Gov. Jerry Brown | Gov. Brown’s 2018-19 Budget Proposal
Keeping the state on a path to long-term fiscal stability, Governor Edmund G. Brown Jr. today proposed a $131.7 billion General Fund budget plan for 2018-19 that fills the state’s Rainy Day Fund to its constitutional target, fully implements the state’s K-12 school funding formula two years ahead of schedule and provides $4.6 billion for the first year of a 10-year transportation improvement plan.
“California has faced 10 recessions since World War II and we must prepare for the 11th. Yes, we have had some very good years and program spending has increased steadily,” said Governor Brown in his budget letter to the Legislature. “Let’s not blow it now.”
In stark contrast to the $27 billion budget gap of 2011, the 2018 fiscal plan reflects a healthy one-time surplus and increases funding for education, healthcare and other core priorities.

- _Requirements_
1) Decide whether each statement agrees with the 2018-19 budget announcement, answering yes or no and quoting the deciding words: (a) The proposed General Fund budget is $131.7 billion. (b) The plan puts the K-12 school funding formula fully in place on its original schedule. (c) The 2018 fiscal plan faces a budget gap like that of 2011.
2) Print the stretch of the 2018-19 budget announcement from "Gov. Jerry Brown" through "transportation improvement plan.".
3) Carry on the 2018-19 budget announcement past its final sentence.
The records have no role in this work.

[Labeled box records]
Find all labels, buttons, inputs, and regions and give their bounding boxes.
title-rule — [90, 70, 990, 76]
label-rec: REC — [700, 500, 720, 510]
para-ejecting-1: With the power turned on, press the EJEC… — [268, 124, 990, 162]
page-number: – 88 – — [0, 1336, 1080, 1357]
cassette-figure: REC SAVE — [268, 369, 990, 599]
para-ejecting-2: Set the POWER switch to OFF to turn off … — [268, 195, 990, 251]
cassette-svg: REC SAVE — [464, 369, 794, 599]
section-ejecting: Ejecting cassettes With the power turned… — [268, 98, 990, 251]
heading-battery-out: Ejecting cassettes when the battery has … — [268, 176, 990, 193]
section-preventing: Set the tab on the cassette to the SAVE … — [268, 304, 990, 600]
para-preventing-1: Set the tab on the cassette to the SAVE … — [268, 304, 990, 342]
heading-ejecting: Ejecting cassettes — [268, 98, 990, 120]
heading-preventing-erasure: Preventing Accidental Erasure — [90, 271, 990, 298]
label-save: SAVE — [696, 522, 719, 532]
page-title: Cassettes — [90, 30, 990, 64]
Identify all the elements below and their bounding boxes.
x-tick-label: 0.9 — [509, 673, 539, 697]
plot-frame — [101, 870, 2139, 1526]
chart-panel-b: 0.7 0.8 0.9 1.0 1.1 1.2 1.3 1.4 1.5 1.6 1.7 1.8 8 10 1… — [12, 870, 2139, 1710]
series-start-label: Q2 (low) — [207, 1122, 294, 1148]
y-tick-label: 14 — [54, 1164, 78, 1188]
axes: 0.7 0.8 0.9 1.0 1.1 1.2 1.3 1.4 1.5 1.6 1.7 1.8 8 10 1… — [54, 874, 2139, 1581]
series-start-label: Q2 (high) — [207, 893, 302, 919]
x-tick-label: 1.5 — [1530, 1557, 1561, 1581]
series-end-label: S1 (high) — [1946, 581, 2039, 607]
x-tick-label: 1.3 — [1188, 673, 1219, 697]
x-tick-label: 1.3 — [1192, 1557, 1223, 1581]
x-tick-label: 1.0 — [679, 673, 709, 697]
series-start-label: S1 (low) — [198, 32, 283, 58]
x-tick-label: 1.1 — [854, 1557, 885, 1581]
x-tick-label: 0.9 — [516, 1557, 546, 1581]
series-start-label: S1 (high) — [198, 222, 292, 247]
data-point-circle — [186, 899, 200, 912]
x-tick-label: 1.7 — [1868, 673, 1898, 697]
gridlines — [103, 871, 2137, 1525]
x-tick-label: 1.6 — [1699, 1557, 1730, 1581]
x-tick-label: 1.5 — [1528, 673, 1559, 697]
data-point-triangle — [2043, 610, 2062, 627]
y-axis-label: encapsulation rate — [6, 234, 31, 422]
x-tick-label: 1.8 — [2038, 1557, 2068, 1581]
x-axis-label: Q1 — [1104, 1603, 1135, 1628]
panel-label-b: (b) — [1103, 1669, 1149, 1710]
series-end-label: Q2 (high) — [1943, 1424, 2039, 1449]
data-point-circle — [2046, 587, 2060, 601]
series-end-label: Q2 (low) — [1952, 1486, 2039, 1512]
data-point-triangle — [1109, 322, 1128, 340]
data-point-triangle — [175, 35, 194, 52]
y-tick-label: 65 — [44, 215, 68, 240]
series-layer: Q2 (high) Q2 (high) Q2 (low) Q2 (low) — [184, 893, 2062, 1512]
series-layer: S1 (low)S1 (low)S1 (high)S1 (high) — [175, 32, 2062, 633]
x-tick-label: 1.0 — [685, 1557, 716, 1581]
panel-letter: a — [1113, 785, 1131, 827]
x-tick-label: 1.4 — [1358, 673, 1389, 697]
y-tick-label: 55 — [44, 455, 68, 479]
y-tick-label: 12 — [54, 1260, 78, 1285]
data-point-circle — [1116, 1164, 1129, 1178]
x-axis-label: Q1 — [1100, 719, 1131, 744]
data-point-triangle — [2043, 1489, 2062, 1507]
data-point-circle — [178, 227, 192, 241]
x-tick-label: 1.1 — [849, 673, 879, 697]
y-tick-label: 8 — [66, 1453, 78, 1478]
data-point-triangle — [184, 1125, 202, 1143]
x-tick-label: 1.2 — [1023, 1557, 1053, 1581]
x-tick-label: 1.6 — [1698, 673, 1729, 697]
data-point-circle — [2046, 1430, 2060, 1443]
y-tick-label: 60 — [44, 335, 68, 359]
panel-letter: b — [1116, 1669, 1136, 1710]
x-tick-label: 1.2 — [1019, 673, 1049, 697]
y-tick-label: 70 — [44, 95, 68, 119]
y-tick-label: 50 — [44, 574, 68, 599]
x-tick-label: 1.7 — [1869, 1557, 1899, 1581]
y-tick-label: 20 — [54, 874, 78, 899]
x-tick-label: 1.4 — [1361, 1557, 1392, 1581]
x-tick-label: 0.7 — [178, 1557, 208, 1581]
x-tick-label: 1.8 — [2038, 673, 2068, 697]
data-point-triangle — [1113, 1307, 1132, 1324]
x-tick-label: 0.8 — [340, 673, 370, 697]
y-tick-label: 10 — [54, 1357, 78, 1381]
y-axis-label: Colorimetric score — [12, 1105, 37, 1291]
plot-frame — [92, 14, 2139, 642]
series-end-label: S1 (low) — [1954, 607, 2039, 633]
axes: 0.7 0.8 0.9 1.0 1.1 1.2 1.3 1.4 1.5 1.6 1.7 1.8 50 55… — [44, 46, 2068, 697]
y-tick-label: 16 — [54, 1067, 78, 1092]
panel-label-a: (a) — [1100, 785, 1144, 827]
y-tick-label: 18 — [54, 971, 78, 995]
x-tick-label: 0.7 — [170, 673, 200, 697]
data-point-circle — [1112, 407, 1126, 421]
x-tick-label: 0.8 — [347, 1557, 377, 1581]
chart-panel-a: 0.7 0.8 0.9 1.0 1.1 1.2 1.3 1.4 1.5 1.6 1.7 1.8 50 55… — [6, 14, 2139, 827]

- _Task-by-task answers_
1)
(a) Yes: "a $131.7 billion General Fund budget plan for 2018-19"
(b) No: "fully implements the state’s K-12 school funding formula two years ahead of schedule"
(c) No: "In stark contrast to the $27 billion budget gap of 2011, the 2018 fiscal plan reflects a healthy one-time surplus"

2)
Gov. Jerry Brown | Gov. Brown’s 2018-19 Budget Proposal
Keeping the state on a path to long-term fiscal stability, Governor Edmund G. Brown Jr. today proposed a $131.7 billion General Fund budget plan for 2018-19 that fills the state’s Rainy Day Fund to its constitutional target, fully implements the state’s K-12 school funding formula two years ahead of schedule and provides $4.6 billion for the first year of a 10-year transportation improvement plan.

3)
But with growing uncertainty about the impacts of new federal policies, combined with a longer-than-average economic expansion, the budget continues to bank higher revenues into reserves and pay down debts and liabilities.
Significant details of the Governor’s 2018-19 State Budget include:
Filling the Rainy Day Fund
The budget proposes a $3.5 billion supplemental payment in addition to the constitutionally required transfer to the Rainy Day Fund for 2018-19. The two payments would bring the total Rainy Day Fund to $13.5 billion.
More Funds – and More Equitable Funding – for Education
To improve student achievement and transparency, the budget proposes requiring school districts to create a link between their local accountability plans and their budgets to show how this increased funding is being spent.
The minimum guarantee of funding for K-14 schools in 2007-08 was $56.6 billion and dropped to $47.3 billion in 2011-12 at the peak of the state budget crisis. From this recent low, funding has grown substantially and is projected to grow to $78.3 billion in 2018-19 – an increase of $31 billion (66 percent) in seven years.
For K-12 schools, 2018-19 funding levels will increase by about $4,600 per student above 2011-12 levels.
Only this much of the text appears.